**TASK DESCRIPTION**
Take the material and output all of it exactly.

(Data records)
▽

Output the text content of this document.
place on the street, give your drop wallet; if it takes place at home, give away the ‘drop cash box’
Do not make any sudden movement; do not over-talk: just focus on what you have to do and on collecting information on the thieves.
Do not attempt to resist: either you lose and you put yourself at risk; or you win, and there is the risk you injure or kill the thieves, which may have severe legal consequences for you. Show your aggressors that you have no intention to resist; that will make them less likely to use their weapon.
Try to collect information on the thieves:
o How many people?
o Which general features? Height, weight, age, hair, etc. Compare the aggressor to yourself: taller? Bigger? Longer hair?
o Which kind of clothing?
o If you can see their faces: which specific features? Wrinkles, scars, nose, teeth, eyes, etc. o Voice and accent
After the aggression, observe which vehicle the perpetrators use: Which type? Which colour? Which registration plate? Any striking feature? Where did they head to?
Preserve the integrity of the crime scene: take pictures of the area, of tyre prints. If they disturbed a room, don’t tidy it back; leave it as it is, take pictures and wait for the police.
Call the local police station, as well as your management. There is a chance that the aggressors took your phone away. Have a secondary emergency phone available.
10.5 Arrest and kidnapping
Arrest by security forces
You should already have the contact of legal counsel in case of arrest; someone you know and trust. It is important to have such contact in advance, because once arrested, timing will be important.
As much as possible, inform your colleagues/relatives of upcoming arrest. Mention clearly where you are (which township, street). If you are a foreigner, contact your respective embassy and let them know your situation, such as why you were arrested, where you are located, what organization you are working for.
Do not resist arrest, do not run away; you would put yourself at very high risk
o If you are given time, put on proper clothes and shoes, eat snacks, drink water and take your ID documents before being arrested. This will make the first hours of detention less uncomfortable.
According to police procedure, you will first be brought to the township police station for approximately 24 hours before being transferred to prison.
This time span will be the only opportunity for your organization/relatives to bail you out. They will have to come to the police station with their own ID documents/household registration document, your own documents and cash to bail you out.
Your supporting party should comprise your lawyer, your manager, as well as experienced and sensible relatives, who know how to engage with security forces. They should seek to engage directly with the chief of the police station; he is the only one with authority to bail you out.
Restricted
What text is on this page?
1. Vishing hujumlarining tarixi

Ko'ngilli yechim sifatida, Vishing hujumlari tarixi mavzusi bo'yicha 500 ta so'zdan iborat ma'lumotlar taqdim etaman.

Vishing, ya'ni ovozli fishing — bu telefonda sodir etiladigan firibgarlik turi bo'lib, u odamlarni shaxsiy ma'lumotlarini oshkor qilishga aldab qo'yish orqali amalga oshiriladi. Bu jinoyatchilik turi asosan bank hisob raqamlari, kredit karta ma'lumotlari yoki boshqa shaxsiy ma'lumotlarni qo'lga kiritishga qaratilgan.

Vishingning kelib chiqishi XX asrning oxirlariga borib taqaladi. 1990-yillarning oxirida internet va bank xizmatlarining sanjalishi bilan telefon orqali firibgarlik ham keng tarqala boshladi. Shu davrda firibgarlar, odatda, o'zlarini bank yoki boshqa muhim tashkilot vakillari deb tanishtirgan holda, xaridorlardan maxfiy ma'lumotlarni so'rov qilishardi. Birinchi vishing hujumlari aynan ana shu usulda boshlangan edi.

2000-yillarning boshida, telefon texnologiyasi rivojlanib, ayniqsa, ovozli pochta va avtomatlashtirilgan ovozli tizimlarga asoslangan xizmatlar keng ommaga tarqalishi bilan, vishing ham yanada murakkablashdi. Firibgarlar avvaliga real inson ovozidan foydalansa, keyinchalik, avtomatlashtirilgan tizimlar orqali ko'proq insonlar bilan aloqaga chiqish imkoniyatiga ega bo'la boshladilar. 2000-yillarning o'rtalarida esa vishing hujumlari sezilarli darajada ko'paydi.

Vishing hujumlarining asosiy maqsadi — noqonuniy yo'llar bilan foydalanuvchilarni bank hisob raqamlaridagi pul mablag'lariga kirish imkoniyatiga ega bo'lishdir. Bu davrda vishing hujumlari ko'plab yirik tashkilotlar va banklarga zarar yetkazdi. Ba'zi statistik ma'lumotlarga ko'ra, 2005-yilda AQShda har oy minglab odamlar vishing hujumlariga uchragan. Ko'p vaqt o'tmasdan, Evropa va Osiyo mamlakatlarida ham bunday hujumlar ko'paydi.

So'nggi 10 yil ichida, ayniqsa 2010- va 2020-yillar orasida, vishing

△

**OUTPUT OF THE EXERCISE**
Output the text content of this document.
place on the street, give your drop wallet; if it takes place at home, give away the ‘drop cash box’
Do not make any sudden movement; do not over-talk: just focus on what you have to do and on collecting information on the thieves.
Do not attempt to resist: either you lose and you put yourself at risk; or you win, and there is the risk you injure or kill the thieves, which may have severe legal consequences for you. Show your aggressors that you have no intention to resist; that will make them less likely to use their weapon.
Try to collect information on the thieves:
o How many people?
o Which general features? Height, weight, age, hair, etc. Compare the aggressor to yourself: taller? Bigger? Longer hair?
o Which kind of clothing?
o If you can see their faces: which specific features? Wrinkles, scars, nose, teeth, eyes, etc. o Voice and accent
After the aggression, observe which vehicle the perpetrators use: Which type? Which colour? Which registration plate? Any striking feature? Where did they head to?
Preserve the integrity of the crime scene: take pictures of the area, of tyre prints. If they disturbed a room, don’t tidy it back; leave it as it is, take pictures and wait for the police.
Call the local police station, as well as your management. There is a chance that the aggressors took your phone away. Have a secondary emergency phone available.
10.5 Arrest and kidnapping
Arrest by security forces
You should already have the contact of legal counsel in case of arrest; someone you know and trust. It is important to have such contact in advance, because once arrested, timing will be important.
As much as possible, inform your colleagues/relatives of upcoming arrest. Mention clearly where you are (which township, street). If you are a foreigner, contact your respective embassy and let them know your situation, such as why you were arrested, where you are located, what organization you are working for.
Do not resist arrest, do not run away; you would put yourself at very high risk
o If you are given time, put on proper clothes and shoes, eat snacks, drink water and take your ID documents before being arrested. This will make the first hours of detention less uncomfortable.
According to police procedure, you will first be brought to the township police station for approximately 24 hours before being transferred to prison.
This time span will be the only opportunity for your organization/relatives to bail you out. They will have to come to the police station with their own ID documents/household registration document, your own documents and cash to bail you out.
Your supporting party should comprise your lawyer, your manager, as well as experienced and sensible relatives, who know how to engage with security forces. They should seek to engage directly with the chief of the police station; he is the only one with authority to bail you out.
Restricted
What text is on this page?
1. Vishing hujumlarining tarixi

Ko'ngilli yechim sifatida, Vishing hujumlari tarixi mavzusi bo'yicha 500 ta so'zdan iborat ma'lumotlar taqdim etaman.

Vishing, ya'ni ovozli fishing — bu telefonda sodir etiladigan firibgarlik turi bo'lib, u odamlarni shaxsiy ma'lumotlarini oshkor qilishga aldab qo'yish orqali amalga oshiriladi. Bu jinoyatchilik turi asosan bank hisob raqamlari, kredit karta ma'lumotlari yoki boshqa shaxsiy ma'lumotlarni qo'lga kiritishga qaratilgan.

Vishingning kelib chiqishi XX asrning oxirlariga borib taqaladi. 1990-yillarning oxirida internet va bank xizmatlarining sanjalishi bilan telefon orqali firibgarlik ham keng tarqala boshladi. Shu davrda firibgarlar, odatda, o'zlarini bank yoki boshqa muhim tashkilot vakillari deb tanishtirgan holda, xaridorlardan maxfiy ma'lumotlarni so'rov qilishardi. Birinchi vishing hujumlari aynan ana shu usulda boshlangan edi.

2000-yillarning boshida, telefon texnologiyasi rivojlanib, ayniqsa, ovozli pochta va avtomatlashtirilgan ovozli tizimlarga asoslangan xizmatlar keng ommaga tarqalishi bilan, vishing ham yanada murakkablashdi. Firibgarlar avvaliga real inson ovozidan foydalansa, keyinchalik, avtomatlashtirilgan tizimlar orqali ko'proq insonlar bilan aloqaga chiqish imkoniyatiga ega bo'la boshladilar. 2000-yillarning o'rtalarida esa vishing hujumlari sezilarli darajada ko'paydi.

Vishing hujumlarining asosiy maqsadi — noqonuniy yo'llar bilan foydalanuvchilarni bank hisob raqamlaridagi pul mablag'lariga kirish imkoniyatiga ega bo'lishdir. Bu davrda vishing hujumlari ko'plab yirik tashkilotlar va banklarga zarar yetkazdi. Ba'zi statistik ma'lumotlarga ko'ra, 2005-yilda AQShda har oy minglab odamlar vishing hujumlariga uchragan. Ko'p vaqt o'tmasdan, Evropa va Osiyo mamlakatlarida ham bunday hujumlar ko'paydi.

So'nggi 10 yil ichida, ayniqsa 2010- va 2020-yillar orasida, vishing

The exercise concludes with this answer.